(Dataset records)

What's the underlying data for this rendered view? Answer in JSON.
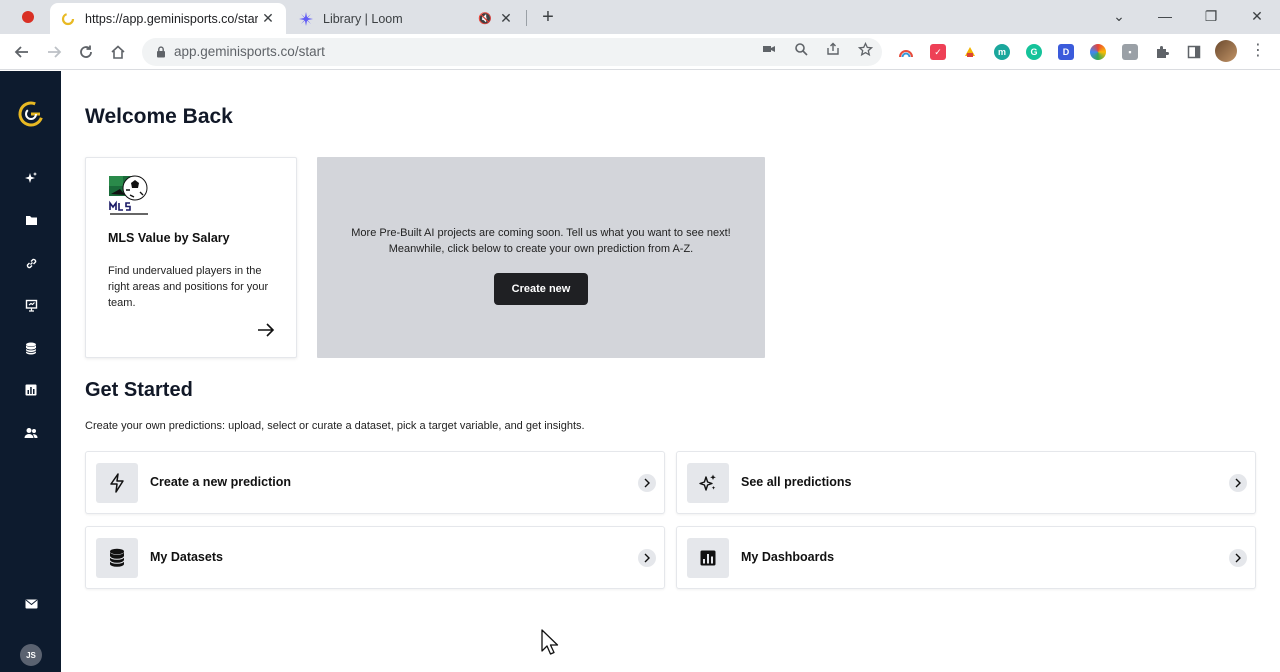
{
  "browser": {
    "tabs": [
      {
        "title": "https://app.geminisports.co/start",
        "active": true
      },
      {
        "title": "Library | Loom",
        "active": false
      }
    ],
    "url": "app.geminisports.co/start"
  },
  "app": {
    "brand_color": "#e8b923",
    "sidebar_bg": "#0d1b2e",
    "sidebar_icons": [
      "sparkle-icon",
      "folder-icon",
      "link-icon",
      "presentation-icon",
      "database-icon",
      "chart-icon",
      "users-icon"
    ],
    "user_initials": "JS"
  },
  "main": {
    "welcome_title": "Welcome Back",
    "mls_card": {
      "title": "MLS Value by Salary",
      "description": "Find undervalued players in the right areas and positions for your team."
    },
    "promo": {
      "message": "More Pre-Built AI projects are coming soon. Tell us what you want to see next! Meanwhile, click below to create your own prediction from A-Z.",
      "button": "Create new"
    },
    "get_started_title": "Get Started",
    "get_started_subtitle": "Create your own predictions: upload, select or curate a dataset, pick a target variable, and get insights.",
    "actions": [
      {
        "label": "Create a new prediction",
        "icon": "bolt-icon"
      },
      {
        "label": "See all predictions",
        "icon": "sparkle-icon"
      },
      {
        "label": "My Datasets",
        "icon": "database-icon"
      },
      {
        "label": "My Dashboards",
        "icon": "chart-icon"
      }
    ]
  }
}
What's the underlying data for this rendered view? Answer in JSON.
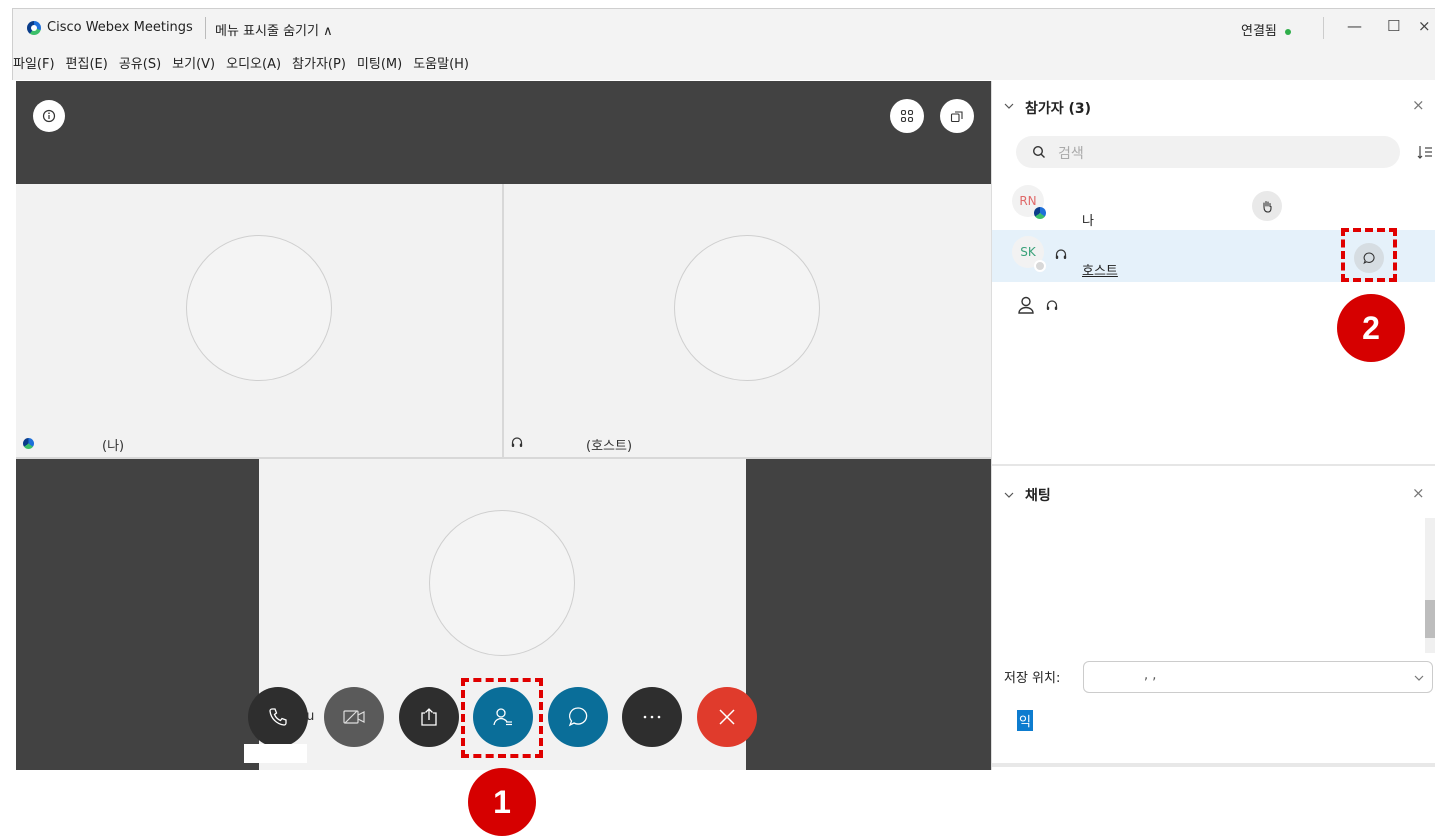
{
  "window": {
    "app_title": "Cisco Webex Meetings",
    "menu_toggle": "메뉴 표시줄 숨기기 ∧",
    "status": "연결됨",
    "minimize": "—",
    "maximize": "☐",
    "close": "×"
  },
  "menu": {
    "items": [
      "파일(F)",
      "편집(E)",
      "공유(S)",
      "보기(V)",
      "오디오(A)",
      "참가자(P)",
      "미팅(M)",
      "도움말(H)"
    ]
  },
  "video": {
    "tiles": [
      {
        "label": "(나)"
      },
      {
        "label": "(호스트)"
      },
      {
        "label": "tu"
      }
    ],
    "controls": [
      "phone-icon",
      "camera-off-icon",
      "share-icon",
      "participants-icon",
      "chat-icon",
      "more-icon",
      "end-meeting-icon"
    ]
  },
  "participants": {
    "header": "참가자 (3)",
    "close": "×",
    "search_placeholder": "검색",
    "rows": [
      {
        "initials": "RN",
        "name": "나"
      },
      {
        "initials": "SK",
        "name": "호스트"
      },
      {
        "initials": "",
        "name": ""
      }
    ]
  },
  "chat": {
    "header": "채팅",
    "close": "×",
    "save_label": "저장 위치:",
    "save_value": ",      ,",
    "highlighted": "익"
  },
  "annotations": {
    "badge1": "1",
    "badge2": "2",
    "color": "#e00000"
  },
  "colors": {
    "webex_blue": "#0a6e99",
    "end_red": "#e03b2c",
    "dark": "#424242"
  }
}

◆ PROBLEM REQUIREMENTS ◆
Look through the records and gather every line containing "geminisports".

◆ TASK OUTPUT ◆
        "title": "https://app.geminisports.co/start",
    "url": "app.geminisports.co/start"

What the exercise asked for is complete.